→ Directions
Locate the lines where "this" occurs and copy them as they stand.

→ Data records

— Begin —

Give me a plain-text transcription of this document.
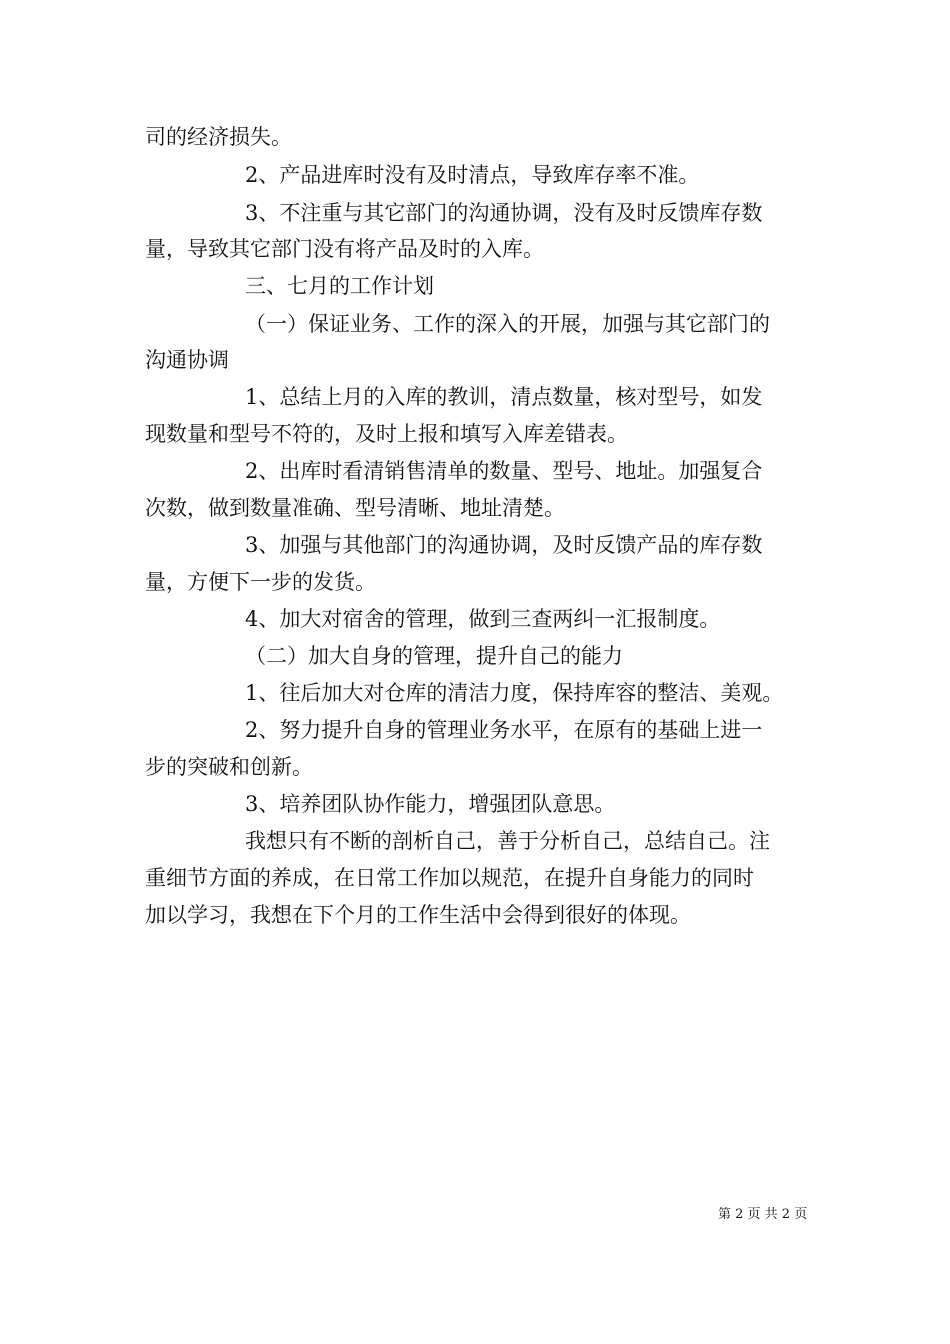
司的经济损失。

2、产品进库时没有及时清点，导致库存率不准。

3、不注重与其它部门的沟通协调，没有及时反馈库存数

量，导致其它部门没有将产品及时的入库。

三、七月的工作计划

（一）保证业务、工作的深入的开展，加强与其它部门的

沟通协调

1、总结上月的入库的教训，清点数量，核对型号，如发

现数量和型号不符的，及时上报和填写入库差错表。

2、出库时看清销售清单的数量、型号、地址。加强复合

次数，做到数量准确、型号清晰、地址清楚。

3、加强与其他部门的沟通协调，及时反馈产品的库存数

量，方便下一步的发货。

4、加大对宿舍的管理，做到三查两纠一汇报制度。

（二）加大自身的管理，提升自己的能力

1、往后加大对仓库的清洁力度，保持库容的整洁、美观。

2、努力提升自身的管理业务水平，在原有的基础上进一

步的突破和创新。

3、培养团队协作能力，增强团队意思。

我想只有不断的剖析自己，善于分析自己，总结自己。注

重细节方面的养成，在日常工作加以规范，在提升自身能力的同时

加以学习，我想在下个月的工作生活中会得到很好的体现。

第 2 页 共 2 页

— End —
— Begin —

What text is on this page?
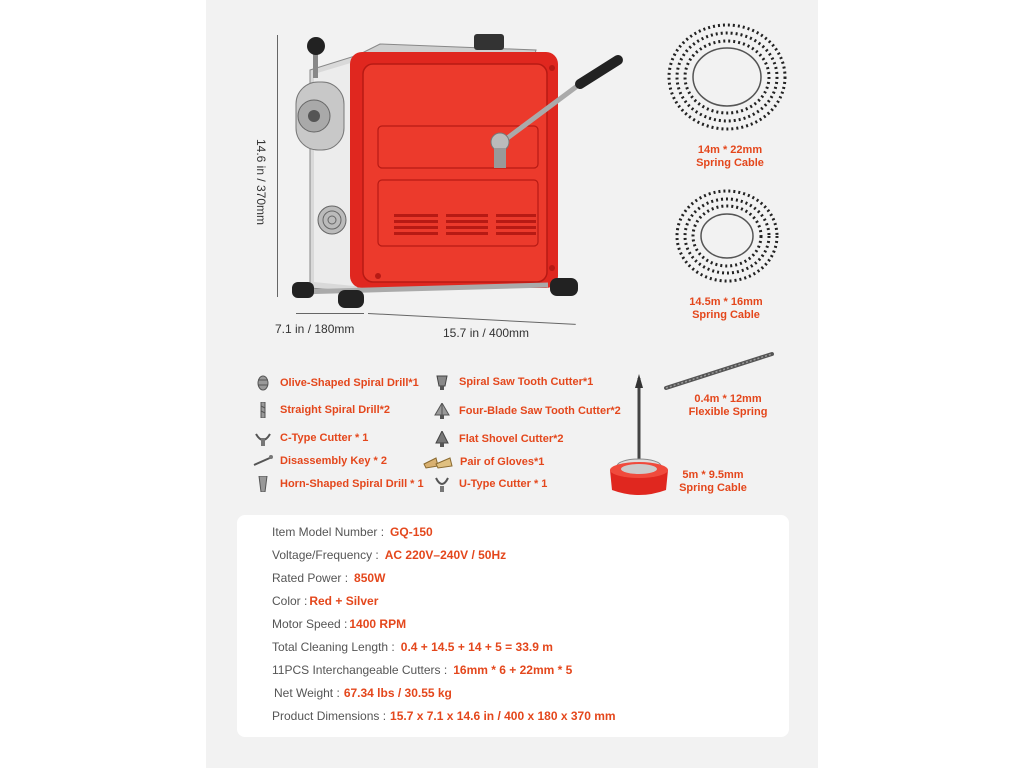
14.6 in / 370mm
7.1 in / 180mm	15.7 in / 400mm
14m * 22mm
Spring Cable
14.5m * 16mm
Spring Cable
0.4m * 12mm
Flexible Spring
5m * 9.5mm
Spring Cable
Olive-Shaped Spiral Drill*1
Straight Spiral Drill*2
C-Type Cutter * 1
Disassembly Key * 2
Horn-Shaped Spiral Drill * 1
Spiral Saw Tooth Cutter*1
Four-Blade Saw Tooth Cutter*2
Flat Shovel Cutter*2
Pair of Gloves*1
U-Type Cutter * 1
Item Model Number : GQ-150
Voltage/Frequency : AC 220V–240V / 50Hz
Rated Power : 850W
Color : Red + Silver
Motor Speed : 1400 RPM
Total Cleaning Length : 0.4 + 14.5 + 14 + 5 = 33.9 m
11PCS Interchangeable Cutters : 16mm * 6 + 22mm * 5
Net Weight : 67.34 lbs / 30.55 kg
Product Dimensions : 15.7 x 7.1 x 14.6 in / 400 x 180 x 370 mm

— End —

→ Task output
Give me a plain-text transcription of this document.
What text is on this page?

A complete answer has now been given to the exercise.